* _WRITTEN INSTRUCTION_: Repeat every record exactly, but keep images out of the copy.

====== SUPPLIED MATERIAL ======

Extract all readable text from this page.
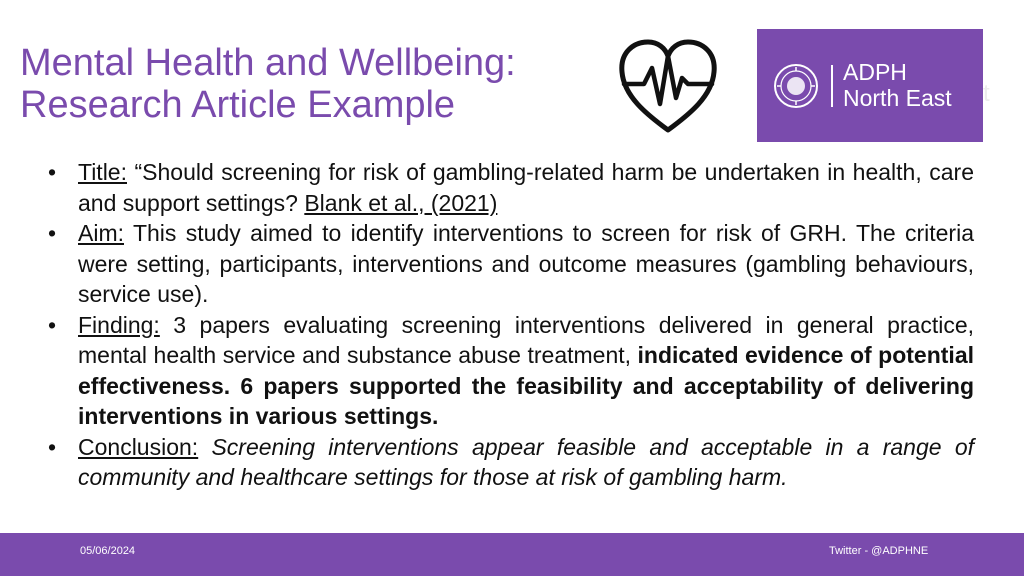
Mental Health and Wellbeing:
Research Article Example
ADPH
North East t
• Title: “Should screening for risk of gambling-related harm be undertaken in health, care and support settings? Blank et al., (2021)
• Aim: This study aimed to identify interventions to screen for risk of GRH. The criteria were setting, participants, interventions and outcome measures (gambling behaviours, service use).
• Finding: 3 papers evaluating screening interventions delivered in general practice, mental health service and substance abuse treatment, indicated evidence of potential effectiveness. 6 papers supported the feasibility and acceptability of delivering interventions in various settings.
• Conclusion: Screening interventions appear feasible and acceptable in a range of community and healthcare settings for those at risk of gambling harm.
05/06/2024	Twitter - @ADPHNE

======

* _ANSWER BELOW_:
Extract all readable text from this page.
Mental Health and Wellbeing:
Research Article Example
ADPH
North East t
• Title: “Should screening for risk of gambling-related harm be undertaken in health, care and support settings? Blank et al., (2021)
• Aim: This study aimed to identify interventions to screen for risk of GRH. The criteria were setting, participants, interventions and outcome measures (gambling behaviours, service use).
• Finding: 3 papers evaluating screening interventions delivered in general practice, mental health service and substance abuse treatment, indicated evidence of potential effectiveness. 6 papers supported the feasibility and acceptability of delivering interventions in various settings.
• Conclusion: Screening interventions appear feasible and acceptable in a range of community and healthcare settings for those at risk of gambling harm.
05/06/2024	Twitter - @ADPHNE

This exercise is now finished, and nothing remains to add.